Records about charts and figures

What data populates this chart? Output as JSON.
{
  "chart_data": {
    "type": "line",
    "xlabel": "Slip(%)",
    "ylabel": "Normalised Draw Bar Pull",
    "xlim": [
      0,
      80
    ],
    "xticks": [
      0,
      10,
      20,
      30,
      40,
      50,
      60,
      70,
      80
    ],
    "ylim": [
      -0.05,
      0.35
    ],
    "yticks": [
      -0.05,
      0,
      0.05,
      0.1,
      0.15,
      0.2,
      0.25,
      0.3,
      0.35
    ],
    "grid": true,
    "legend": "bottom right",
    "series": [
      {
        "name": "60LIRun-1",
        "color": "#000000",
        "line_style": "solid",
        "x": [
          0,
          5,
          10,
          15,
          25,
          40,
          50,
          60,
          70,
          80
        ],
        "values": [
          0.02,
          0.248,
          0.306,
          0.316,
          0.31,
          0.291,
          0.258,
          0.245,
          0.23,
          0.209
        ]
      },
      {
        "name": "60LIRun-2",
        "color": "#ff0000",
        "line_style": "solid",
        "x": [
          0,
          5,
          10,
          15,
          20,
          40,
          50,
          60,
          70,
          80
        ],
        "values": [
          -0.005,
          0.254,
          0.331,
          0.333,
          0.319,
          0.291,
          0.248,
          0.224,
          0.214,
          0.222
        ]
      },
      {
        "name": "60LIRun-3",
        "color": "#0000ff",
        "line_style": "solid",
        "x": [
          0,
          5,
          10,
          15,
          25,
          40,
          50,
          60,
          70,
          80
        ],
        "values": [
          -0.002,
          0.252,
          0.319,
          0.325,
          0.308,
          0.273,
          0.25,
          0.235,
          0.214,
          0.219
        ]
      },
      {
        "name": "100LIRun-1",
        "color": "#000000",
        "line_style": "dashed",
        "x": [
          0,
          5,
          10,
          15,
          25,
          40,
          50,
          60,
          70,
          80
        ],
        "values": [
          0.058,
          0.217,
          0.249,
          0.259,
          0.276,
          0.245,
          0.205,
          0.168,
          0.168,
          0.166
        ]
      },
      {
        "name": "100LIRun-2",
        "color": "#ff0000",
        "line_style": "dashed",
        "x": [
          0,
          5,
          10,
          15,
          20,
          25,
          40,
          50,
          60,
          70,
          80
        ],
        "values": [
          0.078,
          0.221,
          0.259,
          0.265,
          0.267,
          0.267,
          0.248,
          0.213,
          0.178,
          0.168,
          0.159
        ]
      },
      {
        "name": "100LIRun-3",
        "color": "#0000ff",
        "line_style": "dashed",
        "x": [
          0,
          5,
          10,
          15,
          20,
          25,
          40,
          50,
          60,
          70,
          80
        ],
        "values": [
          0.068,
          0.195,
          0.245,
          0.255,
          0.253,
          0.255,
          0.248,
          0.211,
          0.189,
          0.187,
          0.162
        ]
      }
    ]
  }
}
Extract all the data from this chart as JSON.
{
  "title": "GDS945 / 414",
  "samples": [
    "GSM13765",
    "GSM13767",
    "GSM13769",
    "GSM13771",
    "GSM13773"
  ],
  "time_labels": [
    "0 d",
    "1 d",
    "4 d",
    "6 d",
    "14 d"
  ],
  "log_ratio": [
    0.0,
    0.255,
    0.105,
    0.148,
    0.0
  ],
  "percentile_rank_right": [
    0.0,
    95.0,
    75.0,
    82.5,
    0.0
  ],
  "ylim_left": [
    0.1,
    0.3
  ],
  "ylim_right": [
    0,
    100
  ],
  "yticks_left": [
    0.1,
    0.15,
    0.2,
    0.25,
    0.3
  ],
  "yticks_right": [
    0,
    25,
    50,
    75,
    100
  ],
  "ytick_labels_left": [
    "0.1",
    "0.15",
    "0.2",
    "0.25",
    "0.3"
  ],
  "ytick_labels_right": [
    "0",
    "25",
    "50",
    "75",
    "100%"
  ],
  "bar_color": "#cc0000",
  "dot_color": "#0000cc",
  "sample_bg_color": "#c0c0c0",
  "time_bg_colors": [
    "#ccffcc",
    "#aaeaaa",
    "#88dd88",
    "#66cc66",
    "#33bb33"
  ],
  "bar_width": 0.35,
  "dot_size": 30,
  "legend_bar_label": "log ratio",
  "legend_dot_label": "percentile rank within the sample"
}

*Problem requirements*. Each record above should be repeated exactly as it appears.

*Answer to the exercise*.
What data populates this chart? Output as JSON.
{
  "chart_data": {
    "type": "line",
    "xlabel": "Slip(%)",
    "ylabel": "Normalised Draw Bar Pull",
    "xlim": [
      0,
      80
    ],
    "xticks": [
      0,
      10,
      20,
      30,
      40,
      50,
      60,
      70,
      80
    ],
    "ylim": [
      -0.05,
      0.35
    ],
    "yticks": [
      -0.05,
      0,
      0.05,
      0.1,
      0.15,
      0.2,
      0.25,
      0.3,
      0.35
    ],
    "grid": true,
    "legend": "bottom right",
    "series": [
      {
        "name": "60LIRun-1",
        "color": "#000000",
        "line_style": "solid",
        "x": [
          0,
          5,
          10,
          15,
          25,
          40,
          50,
          60,
          70,
          80
        ],
        "values": [
          0.02,
          0.248,
          0.306,
          0.316,
          0.31,
          0.291,
          0.258,
          0.245,
          0.23,
          0.209
        ]
      },
      {
        "name": "60LIRun-2",
        "color": "#ff0000",
        "line_style": "solid",
        "x": [
          0,
          5,
          10,
          15,
          20,
          40,
          50,
          60,
          70,
          80
        ],
        "values": [
          -0.005,
          0.254,
          0.331,
          0.333,
          0.319,
          0.291,
          0.248,
          0.224,
          0.214,
          0.222
        ]
      },
      {
        "name": "60LIRun-3",
        "color": "#0000ff",
        "line_style": "solid",
        "x": [
          0,
          5,
          10,
          15,
          25,
          40,
          50,
          60,
          70,
          80
        ],
        "values": [
          -0.002,
          0.252,
          0.319,
          0.325,
          0.308,
          0.273,
          0.25,
          0.235,
          0.214,
          0.219
        ]
      },
      {
        "name": "100LIRun-1",
        "color": "#000000",
        "line_style": "dashed",
        "x": [
          0,
          5,
          10,
          15,
          25,
          40,
          50,
          60,
          70,
          80
        ],
        "values": [
          0.058,
          0.217,
          0.249,
          0.259,
          0.276,
          0.245,
          0.205,
          0.168,
          0.168,
          0.166
        ]
      },
      {
        "name": "100LIRun-2",
        "color": "#ff0000",
        "line_style": "dashed",
        "x": [
          0,
          5,
          10,
          15,
          20,
          25,
          40,
          50,
          60,
          70,
          80
        ],
        "values": [
          0.078,
          0.221,
          0.259,
          0.265,
          0.267,
          0.267,
          0.248,
          0.213,
          0.178,
          0.168,
          0.159
        ]
      },
      {
        "name": "100LIRun-3",
        "color": "#0000ff",
        "line_style": "dashed",
        "x": [
          0,
          5,
          10,
          15,
          20,
          25,
          40,
          50,
          60,
          70,
          80
        ],
        "values": [
          0.068,
          0.195,
          0.245,
          0.255,
          0.253,
          0.255,
          0.248,
          0.211,
          0.189,
          0.187,
          0.162
        ]
      }
    ]
  }
}
Extract all the data from this chart as JSON.
{
  "title": "GDS945 / 414",
  "samples": [
    "GSM13765",
    "GSM13767",
    "GSM13769",
    "GSM13771",
    "GSM13773"
  ],
  "time_labels": [
    "0 d",
    "1 d",
    "4 d",
    "6 d",
    "14 d"
  ],
  "log_ratio": [
    0.0,
    0.255,
    0.105,
    0.148,
    0.0
  ],
  "percentile_rank_right": [
    0.0,
    95.0,
    75.0,
    82.5,
    0.0
  ],
  "ylim_left": [
    0.1,
    0.3
  ],
  "ylim_right": [
    0,
    100
  ],
  "yticks_left": [
    0.1,
    0.15,
    0.2,
    0.25,
    0.3
  ],
  "yticks_right": [
    0,
    25,
    50,
    75,
    100
  ],
  "ytick_labels_left": [
    "0.1",
    "0.15",
    "0.2",
    "0.25",
    "0.3"
  ],
  "ytick_labels_right": [
    "0",
    "25",
    "50",
    "75",
    "100%"
  ],
  "bar_color": "#cc0000",
  "dot_color": "#0000cc",
  "sample_bg_color": "#c0c0c0",
  "time_bg_colors": [
    "#ccffcc",
    "#aaeaaa",
    "#88dd88",
    "#66cc66",
    "#33bb33"
  ],
  "bar_width": 0.35,
  "dot_size": 30,
  "legend_bar_label": "log ratio",
  "legend_dot_label": "percentile rank within the sample"
}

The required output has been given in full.